TASK INSTRUCTIONS
Write the count of lines that contain the word "balls" and nothing else.

ENTRIES PROVIDED
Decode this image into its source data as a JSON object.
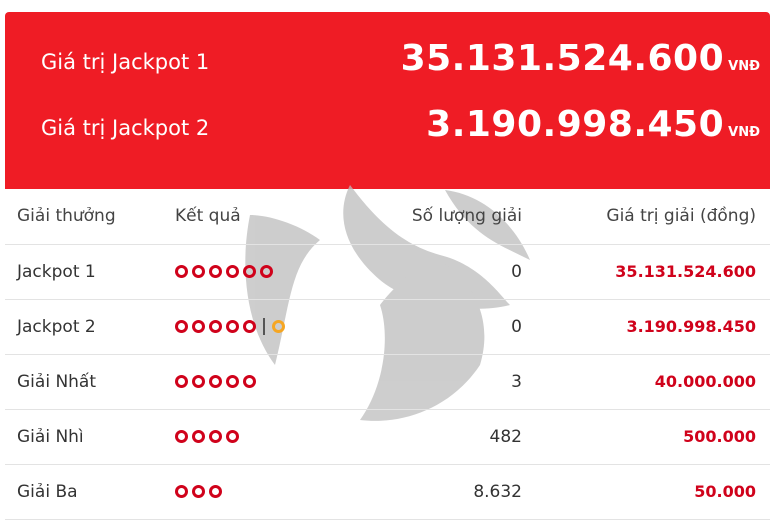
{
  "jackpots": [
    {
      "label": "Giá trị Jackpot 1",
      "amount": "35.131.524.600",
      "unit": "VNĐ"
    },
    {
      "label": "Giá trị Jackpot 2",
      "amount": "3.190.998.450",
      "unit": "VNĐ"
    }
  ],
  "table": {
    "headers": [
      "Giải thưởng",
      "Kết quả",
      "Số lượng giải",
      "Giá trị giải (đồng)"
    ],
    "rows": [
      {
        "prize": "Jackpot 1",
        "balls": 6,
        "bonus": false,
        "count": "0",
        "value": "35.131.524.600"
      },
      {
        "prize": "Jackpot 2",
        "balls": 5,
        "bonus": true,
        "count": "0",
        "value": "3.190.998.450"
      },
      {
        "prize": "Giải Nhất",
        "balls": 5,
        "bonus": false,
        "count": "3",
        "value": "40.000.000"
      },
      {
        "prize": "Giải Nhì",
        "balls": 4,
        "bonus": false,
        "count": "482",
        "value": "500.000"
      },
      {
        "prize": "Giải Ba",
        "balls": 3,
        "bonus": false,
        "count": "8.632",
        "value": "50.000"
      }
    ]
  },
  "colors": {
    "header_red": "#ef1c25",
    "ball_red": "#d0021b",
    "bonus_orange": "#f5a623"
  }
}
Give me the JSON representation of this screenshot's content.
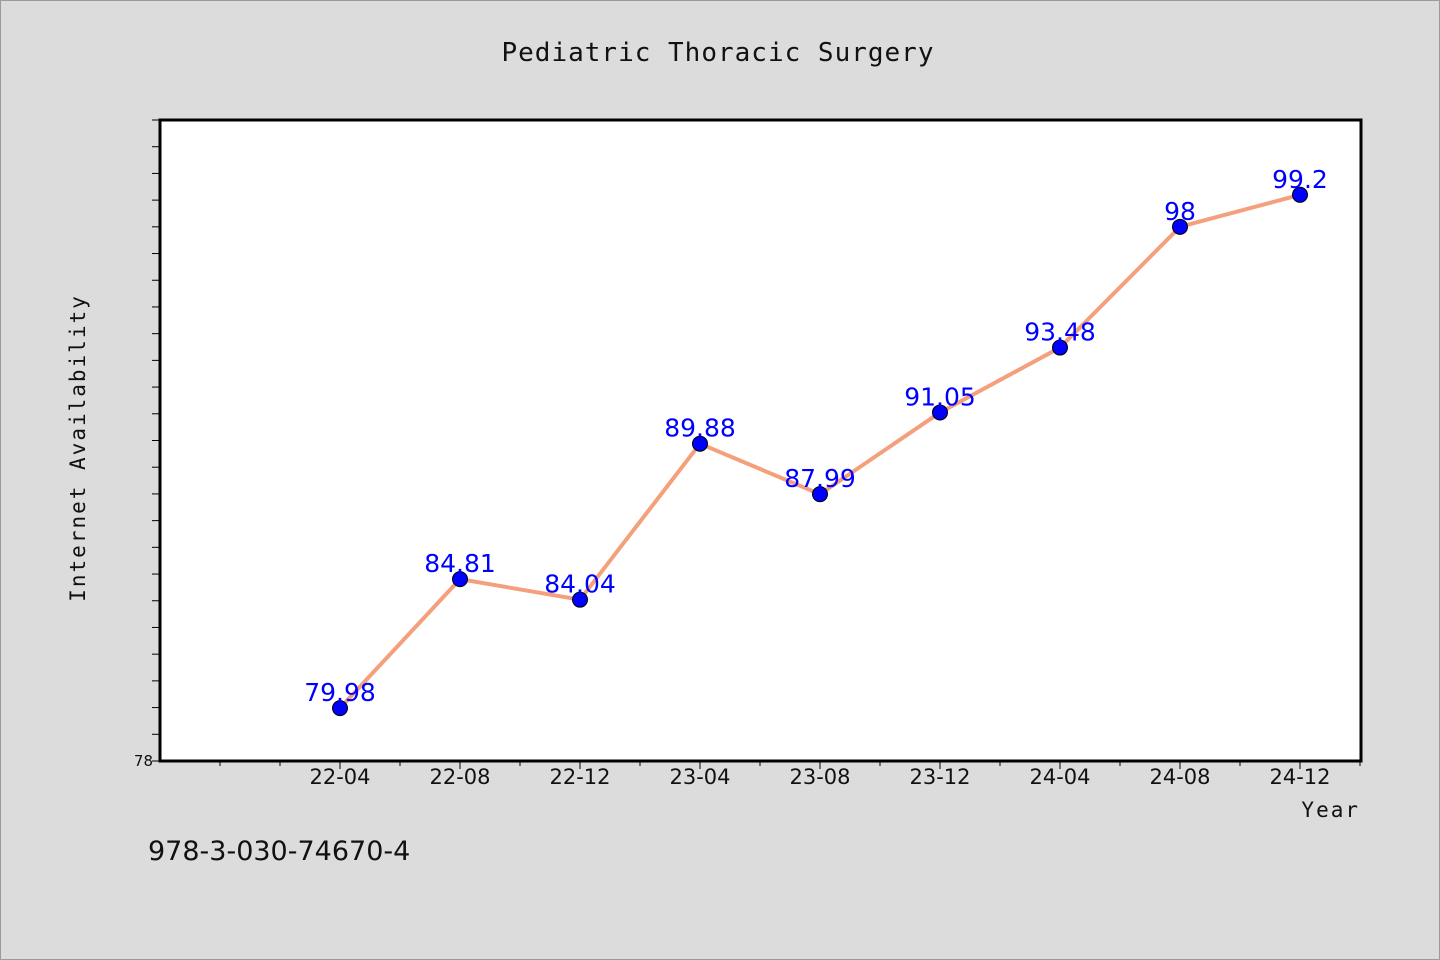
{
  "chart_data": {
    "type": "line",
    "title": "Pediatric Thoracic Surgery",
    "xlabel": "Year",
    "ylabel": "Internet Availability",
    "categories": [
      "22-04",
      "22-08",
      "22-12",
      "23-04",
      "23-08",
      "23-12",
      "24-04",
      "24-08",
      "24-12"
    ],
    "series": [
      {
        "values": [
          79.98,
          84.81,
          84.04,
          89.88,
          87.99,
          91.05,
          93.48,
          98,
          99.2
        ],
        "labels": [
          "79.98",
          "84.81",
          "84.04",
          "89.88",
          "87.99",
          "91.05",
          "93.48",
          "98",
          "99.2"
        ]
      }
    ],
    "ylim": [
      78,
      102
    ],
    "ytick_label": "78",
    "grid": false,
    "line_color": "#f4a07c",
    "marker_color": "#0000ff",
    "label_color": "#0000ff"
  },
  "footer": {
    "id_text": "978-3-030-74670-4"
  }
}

RESULT FOR THIS EXERCISE
5